*** Selected extract

As well as the erection of memorials, a service of remembrance to railwaymen killed in the war, attended by King George V and over 7,000 people, was held on 14 May 1919 in St Paul's Cathedral. A centenary memorial service was held in Southwark Cathedral on 6 November 2019.

==Second World War==
Far fewer memorials were built after the Second World War. By that time, most railway companies had been amalgamated into the Big Four in 1923. The railway network suffered greatly from over-use and under-investment during the Second World War and the Big Four were nationalised to form British Railways in 1948. In many cases, the names of the dead from the Second World War were added to the memorials for the first.

******
*** Data section

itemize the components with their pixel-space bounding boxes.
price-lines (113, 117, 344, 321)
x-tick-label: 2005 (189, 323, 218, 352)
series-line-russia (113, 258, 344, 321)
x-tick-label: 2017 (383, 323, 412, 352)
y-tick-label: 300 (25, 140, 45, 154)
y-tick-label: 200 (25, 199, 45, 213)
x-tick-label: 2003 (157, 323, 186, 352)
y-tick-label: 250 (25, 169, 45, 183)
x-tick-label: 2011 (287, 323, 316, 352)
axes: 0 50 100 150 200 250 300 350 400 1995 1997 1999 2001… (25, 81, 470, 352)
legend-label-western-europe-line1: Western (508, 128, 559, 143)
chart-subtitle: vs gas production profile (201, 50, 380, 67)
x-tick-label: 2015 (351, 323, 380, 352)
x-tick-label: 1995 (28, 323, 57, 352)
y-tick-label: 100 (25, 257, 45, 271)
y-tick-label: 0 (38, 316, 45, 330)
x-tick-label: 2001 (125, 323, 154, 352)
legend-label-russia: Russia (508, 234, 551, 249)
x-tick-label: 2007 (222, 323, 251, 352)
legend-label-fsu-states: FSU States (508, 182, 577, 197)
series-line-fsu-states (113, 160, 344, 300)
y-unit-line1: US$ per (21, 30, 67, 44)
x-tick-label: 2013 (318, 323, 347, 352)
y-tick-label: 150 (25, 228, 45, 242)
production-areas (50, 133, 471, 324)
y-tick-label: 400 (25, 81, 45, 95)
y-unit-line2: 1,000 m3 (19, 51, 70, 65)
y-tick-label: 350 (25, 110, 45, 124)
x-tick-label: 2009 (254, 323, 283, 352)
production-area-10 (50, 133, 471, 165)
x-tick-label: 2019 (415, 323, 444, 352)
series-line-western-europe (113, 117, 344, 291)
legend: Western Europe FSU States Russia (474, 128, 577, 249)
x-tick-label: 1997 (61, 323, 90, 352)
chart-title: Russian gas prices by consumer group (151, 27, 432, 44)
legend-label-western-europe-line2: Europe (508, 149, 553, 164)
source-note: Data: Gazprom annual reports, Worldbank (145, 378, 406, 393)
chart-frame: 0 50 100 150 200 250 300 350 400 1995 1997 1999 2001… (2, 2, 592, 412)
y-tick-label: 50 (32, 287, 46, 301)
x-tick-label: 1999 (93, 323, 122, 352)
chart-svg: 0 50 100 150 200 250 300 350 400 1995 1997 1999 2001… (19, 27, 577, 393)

******

What you need to do
From the text on railway war memorials, list every year it mentions, in the order they appear.

Reply to the task
1919, 2019, 1923, 1948